Data for processing:
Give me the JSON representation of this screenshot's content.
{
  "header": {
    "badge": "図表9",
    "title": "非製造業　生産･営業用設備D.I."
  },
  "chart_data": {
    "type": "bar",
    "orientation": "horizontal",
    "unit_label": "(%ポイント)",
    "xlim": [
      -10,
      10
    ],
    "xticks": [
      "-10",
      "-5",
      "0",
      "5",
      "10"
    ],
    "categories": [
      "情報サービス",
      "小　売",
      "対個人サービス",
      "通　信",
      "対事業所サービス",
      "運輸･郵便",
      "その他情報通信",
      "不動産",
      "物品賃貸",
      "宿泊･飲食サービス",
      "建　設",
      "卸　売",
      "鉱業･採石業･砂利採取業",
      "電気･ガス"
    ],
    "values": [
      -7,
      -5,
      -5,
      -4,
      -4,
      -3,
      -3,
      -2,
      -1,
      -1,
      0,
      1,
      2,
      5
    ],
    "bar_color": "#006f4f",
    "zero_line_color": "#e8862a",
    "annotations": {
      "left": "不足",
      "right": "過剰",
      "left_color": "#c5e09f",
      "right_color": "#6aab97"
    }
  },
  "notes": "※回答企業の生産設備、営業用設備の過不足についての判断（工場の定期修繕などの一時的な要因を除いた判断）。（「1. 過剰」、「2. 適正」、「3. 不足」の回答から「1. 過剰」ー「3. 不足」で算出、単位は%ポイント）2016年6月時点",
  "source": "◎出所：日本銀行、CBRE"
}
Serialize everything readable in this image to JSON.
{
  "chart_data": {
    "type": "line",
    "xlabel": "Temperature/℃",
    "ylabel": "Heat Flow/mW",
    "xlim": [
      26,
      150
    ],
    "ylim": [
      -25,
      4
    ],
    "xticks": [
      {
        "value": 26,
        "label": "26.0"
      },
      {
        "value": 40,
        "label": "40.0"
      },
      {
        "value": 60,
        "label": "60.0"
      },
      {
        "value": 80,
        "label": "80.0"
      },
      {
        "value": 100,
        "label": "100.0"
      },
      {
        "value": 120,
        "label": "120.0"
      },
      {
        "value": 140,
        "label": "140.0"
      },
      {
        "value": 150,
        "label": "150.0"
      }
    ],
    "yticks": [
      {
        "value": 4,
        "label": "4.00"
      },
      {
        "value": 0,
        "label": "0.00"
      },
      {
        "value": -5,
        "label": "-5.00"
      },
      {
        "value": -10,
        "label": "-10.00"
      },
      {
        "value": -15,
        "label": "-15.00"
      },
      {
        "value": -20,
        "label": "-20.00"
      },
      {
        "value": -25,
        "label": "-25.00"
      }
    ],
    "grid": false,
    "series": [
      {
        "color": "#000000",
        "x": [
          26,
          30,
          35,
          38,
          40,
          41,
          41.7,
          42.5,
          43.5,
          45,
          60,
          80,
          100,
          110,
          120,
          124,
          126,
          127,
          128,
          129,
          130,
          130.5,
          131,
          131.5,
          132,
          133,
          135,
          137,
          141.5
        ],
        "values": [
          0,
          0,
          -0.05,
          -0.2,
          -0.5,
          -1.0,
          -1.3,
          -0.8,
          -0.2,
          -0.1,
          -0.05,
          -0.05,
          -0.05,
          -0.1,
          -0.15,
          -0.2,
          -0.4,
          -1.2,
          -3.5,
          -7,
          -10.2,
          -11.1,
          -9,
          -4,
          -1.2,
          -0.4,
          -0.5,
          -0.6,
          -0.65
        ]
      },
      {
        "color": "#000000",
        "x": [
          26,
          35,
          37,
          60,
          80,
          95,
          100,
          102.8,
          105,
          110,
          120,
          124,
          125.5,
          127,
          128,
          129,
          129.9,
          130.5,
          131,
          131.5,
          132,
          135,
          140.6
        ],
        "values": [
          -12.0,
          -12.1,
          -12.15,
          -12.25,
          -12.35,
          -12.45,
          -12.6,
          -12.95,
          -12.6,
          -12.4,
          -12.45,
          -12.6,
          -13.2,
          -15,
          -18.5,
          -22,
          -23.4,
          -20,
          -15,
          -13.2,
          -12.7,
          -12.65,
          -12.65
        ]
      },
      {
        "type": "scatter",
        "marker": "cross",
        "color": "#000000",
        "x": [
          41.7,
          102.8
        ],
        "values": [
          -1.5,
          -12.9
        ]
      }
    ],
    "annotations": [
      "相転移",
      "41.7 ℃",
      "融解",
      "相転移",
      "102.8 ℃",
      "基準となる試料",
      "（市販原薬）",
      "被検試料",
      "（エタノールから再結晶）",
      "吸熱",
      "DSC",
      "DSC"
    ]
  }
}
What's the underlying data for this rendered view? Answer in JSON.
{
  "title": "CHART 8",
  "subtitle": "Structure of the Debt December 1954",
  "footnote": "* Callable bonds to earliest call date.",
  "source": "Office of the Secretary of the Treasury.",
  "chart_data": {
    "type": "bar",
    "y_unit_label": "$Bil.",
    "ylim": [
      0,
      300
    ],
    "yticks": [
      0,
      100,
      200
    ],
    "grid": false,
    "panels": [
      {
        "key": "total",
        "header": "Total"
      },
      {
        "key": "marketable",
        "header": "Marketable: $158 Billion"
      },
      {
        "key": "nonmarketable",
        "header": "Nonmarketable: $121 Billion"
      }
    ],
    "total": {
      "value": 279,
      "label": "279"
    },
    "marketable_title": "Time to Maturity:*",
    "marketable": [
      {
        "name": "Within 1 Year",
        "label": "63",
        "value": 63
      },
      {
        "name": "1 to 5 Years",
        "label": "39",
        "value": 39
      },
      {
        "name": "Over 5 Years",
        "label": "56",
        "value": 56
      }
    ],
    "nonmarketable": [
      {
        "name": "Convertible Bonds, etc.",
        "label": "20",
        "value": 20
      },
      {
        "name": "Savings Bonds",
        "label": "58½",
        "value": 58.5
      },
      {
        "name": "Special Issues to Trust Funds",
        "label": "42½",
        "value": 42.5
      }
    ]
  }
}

Stated problem:
Give back the whole listing, word for word.

Written solution:
Give me the JSON representation of this screenshot's content.
{
  "header": {
    "badge": "図表9",
    "title": "非製造業　生産･営業用設備D.I."
  },
  "chart_data": {
    "type": "bar",
    "orientation": "horizontal",
    "unit_label": "(%ポイント)",
    "xlim": [
      -10,
      10
    ],
    "xticks": [
      "-10",
      "-5",
      "0",
      "5",
      "10"
    ],
    "categories": [
      "情報サービス",
      "小　売",
      "対個人サービス",
      "通　信",
      "対事業所サービス",
      "運輸･郵便",
      "その他情報通信",
      "不動産",
      "物品賃貸",
      "宿泊･飲食サービス",
      "建　設",
      "卸　売",
      "鉱業･採石業･砂利採取業",
      "電気･ガス"
    ],
    "values": [
      -7,
      -5,
      -5,
      -4,
      -4,
      -3,
      -3,
      -2,
      -1,
      -1,
      0,
      1,
      2,
      5
    ],
    "bar_color": "#006f4f",
    "zero_line_color": "#e8862a",
    "annotations": {
      "left": "不足",
      "right": "過剰",
      "left_color": "#c5e09f",
      "right_color": "#6aab97"
    }
  },
  "notes": "※回答企業の生産設備、営業用設備の過不足についての判断（工場の定期修繕などの一時的な要因を除いた判断）。（「1. 過剰」、「2. 適正」、「3. 不足」の回答から「1. 過剰」ー「3. 不足」で算出、単位は%ポイント）2016年6月時点",
  "source": "◎出所：日本銀行、CBRE"
}
Serialize everything readable in this image to JSON.
{
  "chart_data": {
    "type": "line",
    "xlabel": "Temperature/℃",
    "ylabel": "Heat Flow/mW",
    "xlim": [
      26,
      150
    ],
    "ylim": [
      -25,
      4
    ],
    "xticks": [
      {
        "value": 26,
        "label": "26.0"
      },
      {
        "value": 40,
        "label": "40.0"
      },
      {
        "value": 60,
        "label": "60.0"
      },
      {
        "value": 80,
        "label": "80.0"
      },
      {
        "value": 100,
        "label": "100.0"
      },
      {
        "value": 120,
        "label": "120.0"
      },
      {
        "value": 140,
        "label": "140.0"
      },
      {
        "value": 150,
        "label": "150.0"
      }
    ],
    "yticks": [
      {
        "value": 4,
        "label": "4.00"
      },
      {
        "value": 0,
        "label": "0.00"
      },
      {
        "value": -5,
        "label": "-5.00"
      },
      {
        "value": -10,
        "label": "-10.00"
      },
      {
        "value": -15,
        "label": "-15.00"
      },
      {
        "value": -20,
        "label": "-20.00"
      },
      {
        "value": -25,
        "label": "-25.00"
      }
    ],
    "grid": false,
    "series": [
      {
        "color": "#000000",
        "x": [
          26,
          30,
          35,
          38,
          40,
          41,
          41.7,
          42.5,
          43.5,
          45,
          60,
          80,
          100,
          110,
          120,
          124,
          126,
          127,
          128,
          129,
          130,
          130.5,
          131,
          131.5,
          132,
          133,
          135,
          137,
          141.5
        ],
        "values": [
          0,
          0,
          -0.05,
          -0.2,
          -0.5,
          -1.0,
          -1.3,
          -0.8,
          -0.2,
          -0.1,
          -0.05,
          -0.05,
          -0.05,
          -0.1,
          -0.15,
          -0.2,
          -0.4,
          -1.2,
          -3.5,
          -7,
          -10.2,
          -11.1,
          -9,
          -4,
          -1.2,
          -0.4,
          -0.5,
          -0.6,
          -0.65
        ]
      },
      {
        "color": "#000000",
        "x": [
          26,
          35,
          37,
          60,
          80,
          95,
          100,
          102.8,
          105,
          110,
          120,
          124,
          125.5,
          127,
          128,
          129,
          129.9,
          130.5,
          131,
          131.5,
          132,
          135,
          140.6
        ],
        "values": [
          -12.0,
          -12.1,
          -12.15,
          -12.25,
          -12.35,
          -12.45,
          -12.6,
          -12.95,
          -12.6,
          -12.4,
          -12.45,
          -12.6,
          -13.2,
          -15,
          -18.5,
          -22,
          -23.4,
          -20,
          -15,
          -13.2,
          -12.7,
          -12.65,
          -12.65
        ]
      },
      {
        "type": "scatter",
        "marker": "cross",
        "color": "#000000",
        "x": [
          41.7,
          102.8
        ],
        "values": [
          -1.5,
          -12.9
        ]
      }
    ],
    "annotations": [
      "相転移",
      "41.7 ℃",
      "融解",
      "相転移",
      "102.8 ℃",
      "基準となる試料",
      "（市販原薬）",
      "被検試料",
      "（エタノールから再結晶）",
      "吸熱",
      "DSC",
      "DSC"
    ]
  }
}
What's the underlying data for this rendered view? Answer in JSON.
{
  "title": "CHART 8",
  "subtitle": "Structure of the Debt December 1954",
  "footnote": "* Callable bonds to earliest call date.",
  "source": "Office of the Secretary of the Treasury.",
  "chart_data": {
    "type": "bar",
    "y_unit_label": "$Bil.",
    "ylim": [
      0,
      300
    ],
    "yticks": [
      0,
      100,
      200
    ],
    "grid": false,
    "panels": [
      {
        "key": "total",
        "header": "Total"
      },
      {
        "key": "marketable",
        "header": "Marketable: $158 Billion"
      },
      {
        "key": "nonmarketable",
        "header": "Nonmarketable: $121 Billion"
      }
    ],
    "total": {
      "value": 279,
      "label": "279"
    },
    "marketable_title": "Time to Maturity:*",
    "marketable": [
      {
        "name": "Within 1 Year",
        "label": "63",
        "value": 63
      },
      {
        "name": "1 to 5 Years",
        "label": "39",
        "value": 39
      },
      {
        "name": "Over 5 Years",
        "label": "56",
        "value": 56
      }
    ],
    "nonmarketable": [
      {
        "name": "Convertible Bonds, etc.",
        "label": "20",
        "value": 20
      },
      {
        "name": "Savings Bonds",
        "label": "58½",
        "value": 58.5
      },
      {
        "name": "Special Issues to Trust Funds",
        "label": "42½",
        "value": 42.5
      }
    ]
  }
}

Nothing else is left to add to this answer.